[Dataset records]
━━━━━━

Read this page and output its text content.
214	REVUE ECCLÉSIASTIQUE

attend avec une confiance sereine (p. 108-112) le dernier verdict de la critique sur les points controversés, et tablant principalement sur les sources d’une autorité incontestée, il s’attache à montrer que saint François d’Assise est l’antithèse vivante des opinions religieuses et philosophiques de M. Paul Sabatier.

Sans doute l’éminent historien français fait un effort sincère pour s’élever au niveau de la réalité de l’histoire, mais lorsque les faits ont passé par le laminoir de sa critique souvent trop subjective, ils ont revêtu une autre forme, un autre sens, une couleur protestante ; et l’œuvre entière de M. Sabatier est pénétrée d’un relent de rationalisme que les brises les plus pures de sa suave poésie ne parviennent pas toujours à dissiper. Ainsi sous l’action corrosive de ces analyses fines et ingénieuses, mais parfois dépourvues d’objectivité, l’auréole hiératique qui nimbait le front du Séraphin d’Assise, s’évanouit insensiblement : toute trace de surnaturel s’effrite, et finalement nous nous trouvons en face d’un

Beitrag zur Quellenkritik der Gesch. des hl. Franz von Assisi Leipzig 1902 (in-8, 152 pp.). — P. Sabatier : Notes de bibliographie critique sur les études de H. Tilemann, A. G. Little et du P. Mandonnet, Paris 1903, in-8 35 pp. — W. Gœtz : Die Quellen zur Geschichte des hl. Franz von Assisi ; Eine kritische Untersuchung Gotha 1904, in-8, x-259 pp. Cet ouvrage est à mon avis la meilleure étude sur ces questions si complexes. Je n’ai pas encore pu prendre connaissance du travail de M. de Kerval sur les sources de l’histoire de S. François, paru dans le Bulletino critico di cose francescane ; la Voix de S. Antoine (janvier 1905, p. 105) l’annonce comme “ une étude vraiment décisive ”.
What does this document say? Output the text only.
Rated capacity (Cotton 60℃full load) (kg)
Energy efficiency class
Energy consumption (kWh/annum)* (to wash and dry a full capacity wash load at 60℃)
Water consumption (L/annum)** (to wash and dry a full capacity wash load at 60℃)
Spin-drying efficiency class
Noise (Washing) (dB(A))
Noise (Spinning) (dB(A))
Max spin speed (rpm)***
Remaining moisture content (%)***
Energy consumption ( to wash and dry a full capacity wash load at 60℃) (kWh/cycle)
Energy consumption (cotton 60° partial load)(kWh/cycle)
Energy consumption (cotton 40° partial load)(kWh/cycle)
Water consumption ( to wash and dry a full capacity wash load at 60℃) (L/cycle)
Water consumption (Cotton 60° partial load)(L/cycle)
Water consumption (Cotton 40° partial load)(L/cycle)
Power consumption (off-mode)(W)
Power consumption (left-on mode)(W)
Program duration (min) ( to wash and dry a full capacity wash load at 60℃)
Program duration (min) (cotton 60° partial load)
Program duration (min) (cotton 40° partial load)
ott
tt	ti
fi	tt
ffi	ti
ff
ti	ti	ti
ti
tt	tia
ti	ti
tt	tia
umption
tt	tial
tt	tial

━━━━━━

WHAT NEEDS TO BE DONE. Retype the records in full. Keep every line identical to the original.

COMPLETED TASK.
Read this page and output its text content.
214	REVUE ECCLÉSIASTIQUE

attend avec une confiance sereine (p. 108-112) le dernier verdict de la critique sur les points controversés, et tablant principalement sur les sources d’une autorité incontestée, il s’attache à montrer que saint François d’Assise est l’antithèse vivante des opinions religieuses et philosophiques de M. Paul Sabatier.

Sans doute l’éminent historien français fait un effort sincère pour s’élever au niveau de la réalité de l’histoire, mais lorsque les faits ont passé par le laminoir de sa critique souvent trop subjective, ils ont revêtu une autre forme, un autre sens, une couleur protestante ; et l’œuvre entière de M. Sabatier est pénétrée d’un relent de rationalisme que les brises les plus pures de sa suave poésie ne parviennent pas toujours à dissiper. Ainsi sous l’action corrosive de ces analyses fines et ingénieuses, mais parfois dépourvues d’objectivité, l’auréole hiératique qui nimbait le front du Séraphin d’Assise, s’évanouit insensiblement : toute trace de surnaturel s’effrite, et finalement nous nous trouvons en face d’un

Beitrag zur Quellenkritik der Gesch. des hl. Franz von Assisi Leipzig 1902 (in-8, 152 pp.). — P. Sabatier : Notes de bibliographie critique sur les études de H. Tilemann, A. G. Little et du P. Mandonnet, Paris 1903, in-8 35 pp. — W. Gœtz : Die Quellen zur Geschichte des hl. Franz von Assisi ; Eine kritische Untersuchung Gotha 1904, in-8, x-259 pp. Cet ouvrage est à mon avis la meilleure étude sur ces questions si complexes. Je n’ai pas encore pu prendre connaissance du travail de M. de Kerval sur les sources de l’histoire de S. François, paru dans le Bulletino critico di cose francescane ; la Voix de S. Antoine (janvier 1905, p. 105) l’annonce comme “ une étude vraiment décisive ”.
What does this document say? Output the text only.
Rated capacity (Cotton 60℃full load) (kg)
Energy efficiency class
Energy consumption (kWh/annum)* (to wash and dry a full capacity wash load at 60℃)
Water consumption (L/annum)** (to wash and dry a full capacity wash load at 60℃)
Spin-drying efficiency class
Noise (Washing) (dB(A))
Noise (Spinning) (dB(A))
Max spin speed (rpm)***
Remaining moisture content (%)***
Energy consumption ( to wash and dry a full capacity wash load at 60℃) (kWh/cycle)
Energy consumption (cotton 60° partial load)(kWh/cycle)
Energy consumption (cotton 40° partial load)(kWh/cycle)
Water consumption ( to wash and dry a full capacity wash load at 60℃) (L/cycle)
Water consumption (Cotton 60° partial load)(L/cycle)
Water consumption (Cotton 40° partial load)(L/cycle)
Power consumption (off-mode)(W)
Power consumption (left-on mode)(W)
Program duration (min) ( to wash and dry a full capacity wash load at 60℃)
Program duration (min) (cotton 60° partial load)
Program duration (min) (cotton 40° partial load)
ott
tt	ti
fi	tt
ffi	ti
ff
ti	ti	ti
ti
tt	tia
ti	ti
tt	tia
umption
tt	tial
tt	tial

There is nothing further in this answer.